→ **DOCUMENT EXTRACT**
So when will the VG industry reach this maturity.... I would say apx 10-20 years. When the Gamers brought up on the Wii will be getting into the industry.

What exactly do you mean by this? The Wii is part of the video game industry. Pretending that it is not is quite foolish.

 

You read "Gamers brought up on the Wii" as "The Wii itself"?



A flashy-first game is awesome when it comes out. A great-first game is awesome forever.

Plus, just for the hell of it: Kelly Brook at the 2008 BAFTAs

CGI-Quality said:
richardhutnik said:

It would be beneficial if those who create GAMES not be so full of themselves.  I have had deeper and more rewarding experiences, with more replayability, playing some boardgames than I have had playing a number of videogames.  The pretention that you think you creating a game needs to be thought of as some work of art is of higher form than even movies is absurd.  Get over yourself designers.  Stop trying to think you need to do movies.  Your compete with movies experience will end up bankrupting the industry for one thing.  And, when you have such pretention, you do something like, "Press X to Jason" ends up looking WAY out of place.

Now excuse me if my next game I play is Kirby's Epic Yarn.  Sorry if this is too much of a toy and too boardgamish for you game designer.

Considering how much hate you gave HR, I'm not surprised to see such a ridiculous post here.

I would suggest you stop confusing my hating of the hype behind Heavy Rain, and it both being used as some sort of fanboy salvo of awesomeness in the console war, and it being made out to be more than it is, with my opinion of it as interactive fiction.  I have Indigo Prophesy on my 360.  I would be interested in seeing an updated version that worked.  However, I do believe the spin towards Heavy Rain, is one that is not healthy for the videogame industry.  While it is good to do an experimental piece that stands out unique, if the attempt to keep trying to make a movie-like experience, with MONSTER production costs, is going to bankrupt the industry. 

My post prior is triggered by this individual, SO full of himself, ripping into the Wii, which does what videogames have been know to be, that is things that are fun, and games.  They also are sometimes toys.  And him taking a dump on boardgames I am PARTICULARLY offended with.  If videogames were more like boardgames, they would be more replayable, and more social for people.  The experience would actually be healthier.

→ **DATASET ROWS**
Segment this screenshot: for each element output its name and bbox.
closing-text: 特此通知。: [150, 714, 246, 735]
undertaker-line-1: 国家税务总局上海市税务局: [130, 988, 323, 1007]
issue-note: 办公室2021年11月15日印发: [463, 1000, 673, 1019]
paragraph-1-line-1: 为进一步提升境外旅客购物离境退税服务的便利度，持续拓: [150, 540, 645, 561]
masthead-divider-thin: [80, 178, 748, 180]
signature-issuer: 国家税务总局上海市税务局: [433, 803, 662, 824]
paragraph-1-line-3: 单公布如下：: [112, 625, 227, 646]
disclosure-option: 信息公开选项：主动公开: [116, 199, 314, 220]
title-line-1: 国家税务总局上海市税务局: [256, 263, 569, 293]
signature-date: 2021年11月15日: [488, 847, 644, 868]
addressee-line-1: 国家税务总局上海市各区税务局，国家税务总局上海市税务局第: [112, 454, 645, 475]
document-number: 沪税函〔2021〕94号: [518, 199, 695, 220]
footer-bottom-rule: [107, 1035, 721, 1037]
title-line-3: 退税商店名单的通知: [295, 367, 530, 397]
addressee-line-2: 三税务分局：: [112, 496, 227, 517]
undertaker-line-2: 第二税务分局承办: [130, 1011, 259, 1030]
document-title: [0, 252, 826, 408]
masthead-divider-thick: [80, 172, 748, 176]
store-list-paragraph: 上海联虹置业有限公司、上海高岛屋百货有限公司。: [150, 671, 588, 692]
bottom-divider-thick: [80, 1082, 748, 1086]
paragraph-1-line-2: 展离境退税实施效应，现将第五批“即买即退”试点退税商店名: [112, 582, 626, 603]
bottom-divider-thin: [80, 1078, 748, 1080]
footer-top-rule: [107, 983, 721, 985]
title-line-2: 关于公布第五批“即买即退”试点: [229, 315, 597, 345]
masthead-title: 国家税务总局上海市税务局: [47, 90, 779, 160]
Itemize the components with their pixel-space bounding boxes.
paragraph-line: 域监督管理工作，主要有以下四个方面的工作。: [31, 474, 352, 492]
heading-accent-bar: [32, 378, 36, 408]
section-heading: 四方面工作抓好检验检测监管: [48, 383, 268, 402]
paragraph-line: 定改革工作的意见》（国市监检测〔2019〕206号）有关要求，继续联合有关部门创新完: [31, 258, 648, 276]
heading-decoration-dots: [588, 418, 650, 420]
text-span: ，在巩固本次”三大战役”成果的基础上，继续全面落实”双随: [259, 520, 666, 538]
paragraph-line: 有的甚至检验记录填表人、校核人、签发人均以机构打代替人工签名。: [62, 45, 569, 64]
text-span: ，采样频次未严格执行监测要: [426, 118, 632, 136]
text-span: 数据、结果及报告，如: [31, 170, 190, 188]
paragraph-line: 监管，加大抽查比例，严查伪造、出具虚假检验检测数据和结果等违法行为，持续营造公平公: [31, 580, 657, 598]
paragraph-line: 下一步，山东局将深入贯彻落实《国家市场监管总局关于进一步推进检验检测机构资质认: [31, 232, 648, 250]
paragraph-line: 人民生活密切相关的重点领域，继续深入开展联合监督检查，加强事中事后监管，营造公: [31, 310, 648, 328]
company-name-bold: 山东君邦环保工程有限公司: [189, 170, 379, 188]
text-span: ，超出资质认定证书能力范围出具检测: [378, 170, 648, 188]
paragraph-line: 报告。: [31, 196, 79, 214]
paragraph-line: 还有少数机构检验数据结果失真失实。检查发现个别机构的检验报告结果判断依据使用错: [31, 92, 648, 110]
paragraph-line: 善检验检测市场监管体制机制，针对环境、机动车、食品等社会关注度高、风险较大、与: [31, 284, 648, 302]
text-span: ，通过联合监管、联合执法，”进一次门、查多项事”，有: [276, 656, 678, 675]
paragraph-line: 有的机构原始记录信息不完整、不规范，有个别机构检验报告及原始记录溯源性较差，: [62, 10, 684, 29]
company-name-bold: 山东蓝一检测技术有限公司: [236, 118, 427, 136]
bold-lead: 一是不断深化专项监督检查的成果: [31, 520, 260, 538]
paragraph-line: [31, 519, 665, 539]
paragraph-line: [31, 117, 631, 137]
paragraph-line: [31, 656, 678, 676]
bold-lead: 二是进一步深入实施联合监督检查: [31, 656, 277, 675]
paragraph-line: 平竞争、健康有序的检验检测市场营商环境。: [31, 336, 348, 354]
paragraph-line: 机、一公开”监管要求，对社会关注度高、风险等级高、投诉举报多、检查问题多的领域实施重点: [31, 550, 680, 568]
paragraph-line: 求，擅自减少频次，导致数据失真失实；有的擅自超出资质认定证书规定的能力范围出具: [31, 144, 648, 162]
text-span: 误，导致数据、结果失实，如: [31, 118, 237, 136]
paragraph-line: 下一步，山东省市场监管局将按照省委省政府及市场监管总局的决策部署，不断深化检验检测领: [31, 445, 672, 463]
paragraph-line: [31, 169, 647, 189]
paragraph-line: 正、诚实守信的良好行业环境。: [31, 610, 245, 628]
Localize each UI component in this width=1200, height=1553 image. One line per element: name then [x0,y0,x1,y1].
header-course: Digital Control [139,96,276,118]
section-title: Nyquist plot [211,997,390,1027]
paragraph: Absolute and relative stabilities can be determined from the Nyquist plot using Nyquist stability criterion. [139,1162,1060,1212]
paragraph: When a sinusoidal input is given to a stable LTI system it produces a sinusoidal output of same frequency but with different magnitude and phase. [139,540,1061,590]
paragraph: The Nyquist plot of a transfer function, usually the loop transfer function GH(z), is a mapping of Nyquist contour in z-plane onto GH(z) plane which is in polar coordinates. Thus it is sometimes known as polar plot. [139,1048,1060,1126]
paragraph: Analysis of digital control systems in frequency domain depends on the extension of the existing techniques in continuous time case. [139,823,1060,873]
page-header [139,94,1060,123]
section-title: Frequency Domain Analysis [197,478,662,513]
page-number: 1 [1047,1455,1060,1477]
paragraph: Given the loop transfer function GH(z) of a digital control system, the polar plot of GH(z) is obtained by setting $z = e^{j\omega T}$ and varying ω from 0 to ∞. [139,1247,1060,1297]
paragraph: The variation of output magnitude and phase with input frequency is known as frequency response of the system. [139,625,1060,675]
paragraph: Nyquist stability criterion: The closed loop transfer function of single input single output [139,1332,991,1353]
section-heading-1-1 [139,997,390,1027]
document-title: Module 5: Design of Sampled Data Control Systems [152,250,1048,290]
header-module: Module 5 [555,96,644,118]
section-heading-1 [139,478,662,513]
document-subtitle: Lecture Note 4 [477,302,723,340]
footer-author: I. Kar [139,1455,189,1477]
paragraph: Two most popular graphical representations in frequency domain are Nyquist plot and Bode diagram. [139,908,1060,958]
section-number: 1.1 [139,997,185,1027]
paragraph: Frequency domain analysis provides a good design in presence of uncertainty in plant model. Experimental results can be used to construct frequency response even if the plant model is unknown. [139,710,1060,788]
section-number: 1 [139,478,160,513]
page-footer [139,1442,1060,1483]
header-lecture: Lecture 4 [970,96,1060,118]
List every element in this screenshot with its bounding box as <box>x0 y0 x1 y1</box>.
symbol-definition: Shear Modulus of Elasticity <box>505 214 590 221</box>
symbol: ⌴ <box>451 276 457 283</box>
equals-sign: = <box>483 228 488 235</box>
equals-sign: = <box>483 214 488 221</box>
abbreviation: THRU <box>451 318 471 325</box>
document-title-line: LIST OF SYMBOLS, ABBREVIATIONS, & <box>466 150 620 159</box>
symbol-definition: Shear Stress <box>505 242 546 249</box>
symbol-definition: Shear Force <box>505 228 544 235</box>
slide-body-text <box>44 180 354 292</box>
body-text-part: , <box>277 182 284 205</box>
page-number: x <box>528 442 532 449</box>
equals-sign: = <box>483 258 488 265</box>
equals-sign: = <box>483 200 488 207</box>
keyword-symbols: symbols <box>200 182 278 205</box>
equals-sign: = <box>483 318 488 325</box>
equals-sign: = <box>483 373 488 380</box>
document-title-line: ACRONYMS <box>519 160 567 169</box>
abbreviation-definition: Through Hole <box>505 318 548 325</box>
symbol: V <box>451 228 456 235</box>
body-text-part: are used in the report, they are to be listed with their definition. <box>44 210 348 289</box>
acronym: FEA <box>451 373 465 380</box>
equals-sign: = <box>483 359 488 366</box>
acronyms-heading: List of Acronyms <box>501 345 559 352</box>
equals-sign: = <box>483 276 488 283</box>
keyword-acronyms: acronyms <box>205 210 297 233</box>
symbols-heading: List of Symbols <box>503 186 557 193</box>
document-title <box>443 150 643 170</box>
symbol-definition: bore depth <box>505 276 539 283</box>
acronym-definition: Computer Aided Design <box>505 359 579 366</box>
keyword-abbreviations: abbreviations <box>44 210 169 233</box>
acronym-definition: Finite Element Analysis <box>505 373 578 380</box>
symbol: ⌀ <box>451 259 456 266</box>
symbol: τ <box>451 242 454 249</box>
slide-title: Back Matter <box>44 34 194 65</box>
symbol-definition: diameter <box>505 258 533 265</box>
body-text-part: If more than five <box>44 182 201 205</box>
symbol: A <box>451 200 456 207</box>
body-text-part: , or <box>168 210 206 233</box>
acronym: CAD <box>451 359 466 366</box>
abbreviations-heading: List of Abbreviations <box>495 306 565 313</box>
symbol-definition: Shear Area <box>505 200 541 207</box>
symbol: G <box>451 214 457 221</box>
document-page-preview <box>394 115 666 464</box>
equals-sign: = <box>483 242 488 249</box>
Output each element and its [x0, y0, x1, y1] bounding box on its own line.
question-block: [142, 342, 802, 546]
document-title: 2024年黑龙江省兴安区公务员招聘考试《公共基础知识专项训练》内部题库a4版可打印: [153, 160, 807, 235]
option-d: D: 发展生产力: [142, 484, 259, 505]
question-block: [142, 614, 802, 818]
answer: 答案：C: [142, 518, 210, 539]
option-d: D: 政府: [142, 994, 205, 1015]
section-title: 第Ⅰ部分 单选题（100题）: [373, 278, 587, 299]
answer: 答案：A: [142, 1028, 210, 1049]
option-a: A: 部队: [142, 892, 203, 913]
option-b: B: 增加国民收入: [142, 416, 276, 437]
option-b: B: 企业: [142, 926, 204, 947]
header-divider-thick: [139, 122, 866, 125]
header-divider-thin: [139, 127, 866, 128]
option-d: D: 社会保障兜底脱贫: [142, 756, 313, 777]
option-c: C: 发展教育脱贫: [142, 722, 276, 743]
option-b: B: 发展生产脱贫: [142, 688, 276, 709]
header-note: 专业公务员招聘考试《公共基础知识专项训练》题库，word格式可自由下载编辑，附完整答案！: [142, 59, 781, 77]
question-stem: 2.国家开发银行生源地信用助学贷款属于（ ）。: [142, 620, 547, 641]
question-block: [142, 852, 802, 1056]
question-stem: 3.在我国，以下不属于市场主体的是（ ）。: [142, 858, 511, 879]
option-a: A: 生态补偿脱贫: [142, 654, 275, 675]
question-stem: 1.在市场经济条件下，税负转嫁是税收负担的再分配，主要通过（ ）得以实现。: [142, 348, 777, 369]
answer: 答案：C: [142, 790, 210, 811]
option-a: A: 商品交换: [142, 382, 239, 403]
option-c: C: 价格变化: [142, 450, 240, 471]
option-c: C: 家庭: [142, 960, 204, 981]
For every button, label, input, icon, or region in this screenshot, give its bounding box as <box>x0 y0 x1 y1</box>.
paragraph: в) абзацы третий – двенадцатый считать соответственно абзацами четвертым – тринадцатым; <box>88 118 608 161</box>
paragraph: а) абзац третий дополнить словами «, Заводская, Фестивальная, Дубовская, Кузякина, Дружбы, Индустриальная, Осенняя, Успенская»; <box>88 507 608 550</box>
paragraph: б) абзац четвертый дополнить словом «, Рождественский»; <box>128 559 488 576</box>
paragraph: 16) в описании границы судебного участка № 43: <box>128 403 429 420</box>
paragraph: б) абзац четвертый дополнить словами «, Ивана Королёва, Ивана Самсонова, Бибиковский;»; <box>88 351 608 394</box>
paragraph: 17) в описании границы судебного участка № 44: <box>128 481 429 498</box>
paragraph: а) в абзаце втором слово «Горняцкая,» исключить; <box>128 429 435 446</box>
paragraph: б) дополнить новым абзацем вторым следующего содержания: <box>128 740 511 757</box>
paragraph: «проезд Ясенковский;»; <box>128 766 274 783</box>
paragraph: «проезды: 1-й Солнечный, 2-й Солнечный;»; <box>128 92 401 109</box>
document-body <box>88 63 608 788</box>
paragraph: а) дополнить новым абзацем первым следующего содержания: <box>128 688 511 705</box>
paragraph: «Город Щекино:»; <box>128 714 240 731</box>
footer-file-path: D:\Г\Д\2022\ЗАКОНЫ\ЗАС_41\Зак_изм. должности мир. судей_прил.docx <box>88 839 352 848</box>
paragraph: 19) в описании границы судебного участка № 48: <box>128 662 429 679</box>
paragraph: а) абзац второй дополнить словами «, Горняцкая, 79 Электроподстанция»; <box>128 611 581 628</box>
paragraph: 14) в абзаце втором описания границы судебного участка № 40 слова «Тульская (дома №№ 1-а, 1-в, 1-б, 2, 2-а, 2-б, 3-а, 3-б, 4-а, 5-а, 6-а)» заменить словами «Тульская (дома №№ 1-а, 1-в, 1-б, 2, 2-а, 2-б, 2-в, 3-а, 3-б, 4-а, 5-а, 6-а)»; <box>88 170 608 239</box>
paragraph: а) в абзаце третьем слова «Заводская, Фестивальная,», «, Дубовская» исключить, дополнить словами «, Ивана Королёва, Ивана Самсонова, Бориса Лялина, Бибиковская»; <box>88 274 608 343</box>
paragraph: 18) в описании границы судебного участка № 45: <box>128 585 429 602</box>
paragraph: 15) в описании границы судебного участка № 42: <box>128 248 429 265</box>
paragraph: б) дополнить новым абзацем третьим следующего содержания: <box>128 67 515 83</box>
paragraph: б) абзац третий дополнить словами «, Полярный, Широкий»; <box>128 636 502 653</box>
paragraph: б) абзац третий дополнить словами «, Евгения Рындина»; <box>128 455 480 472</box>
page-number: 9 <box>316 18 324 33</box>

→ **SET PROBLEM 1**
Answer these questions from the forum thread on video game design:
(a) How many years does the opening post estimate before the video game industry reaches maturity?
(b) Which game does the post telling designers to "Get over yourself" name as the next one the writer will play?
(c) Which game does the writer say they own on their 360?
→ **SET PROBLEM 2**
Carry on the forum thread about video games and boardgames from its final line.

→ **RIGHT ANSWER 1**
(a) Approximately 10 to 20 years.
(b) Kirby's Epic Yarn.
(c) Indigo Prophesy.

→ **RIGHT ANSWER 2**
You can take what you will about what I say.  But I do stand by this: Games are GAMES.  You can try to do more with them, but if you happen to end up feeling a need that you MUST do more with them, and are willing to bankrupt yourself in the process, you don't do anyone a service here.  Flat out, most game designers SUCK at storytelling, and the attempt to combine storytelling with the game medium, by means of bringing in writers who don't know about good game design, you end up with a fractured product in the end.  What you get, in the fragmented approach as the norm, is what you saw in Modern Warfare 2.  If THAT were a movie, it would of been in the running for worst film of the year. 

I will stand here now and also say I just finished Fable III, playing through twice, and I am done with it.  I bought it the same week as when it was released, and it already has been traded in.  WOW, I got a week or two of play out of it, and that is that.  Oh, the story was pretty good, and the acting was good.  But it ended up both on the short and easy side.  It is a disposable product in the end.  Now, if it ended up actually having it be where you ran the kingdom like a kingdom, and managed issues (like Simcity), then you would have a game with longevity.  Instead, what do you get?  I got a disposable experience that I am done with.  What sticks with me is how I want to punch Peter M's company in the face for doing a plot twist that works in films, but forced me to do poorly because I didn't prepare propertly.  Plot twist works in movies.  Here, it didn't.

 



WereKitten said:
richardhutnik said:

It would be beneficial if those who create GAMES not be so full of themselves.  I have had deeper and more rewarding experiences, with more replayability, playing some boardgames than I have had playing a number of videogames.  The pretention that you think you creating a game needs to be thought of as some work of art is of higher form than even movies is absurd.  Get over yourself designers.  Stop trying to think you need to do movies.  Your compete with movies experience will end up bankrupting the industry for one thing.  And, when you have such pretention, you do something like, "Press X to Jason" ends up looking WAY out of place.

Now excuse me if my next game I play is Kirby's Epic Yarn.  Sorry if this is too much of a toy and too boardgamish for you game designer.

Read what he said in french. He was not at all dismissive about, and he actually never mentioned, board games.

He said that he thinks that people can see the difference between "a toy or a pleasant society game (experience) using the Wii" ("un jouet, ou à un jeu de société très sympa avec la Wii") and something that is more of  "an multimedia center really strong on videogames" ("un vrai centre multimédia avec vraiment un jeu vidéo extrêmement fort").

Sounds more about "you can do much more than playing games on the PS3", not "playing on the Wii is bad" to me.

Plus, since he went on in the past about how he considers his own work more an interactive drama than a classic videogame, I doubt very much that there's any derogatory sense in the distinction, or that he thinks any worse of games, either video-based or not. He's simply interested in different things and he's going along Sony's and MS's idea of pushing their machines as all-round entertainment centers.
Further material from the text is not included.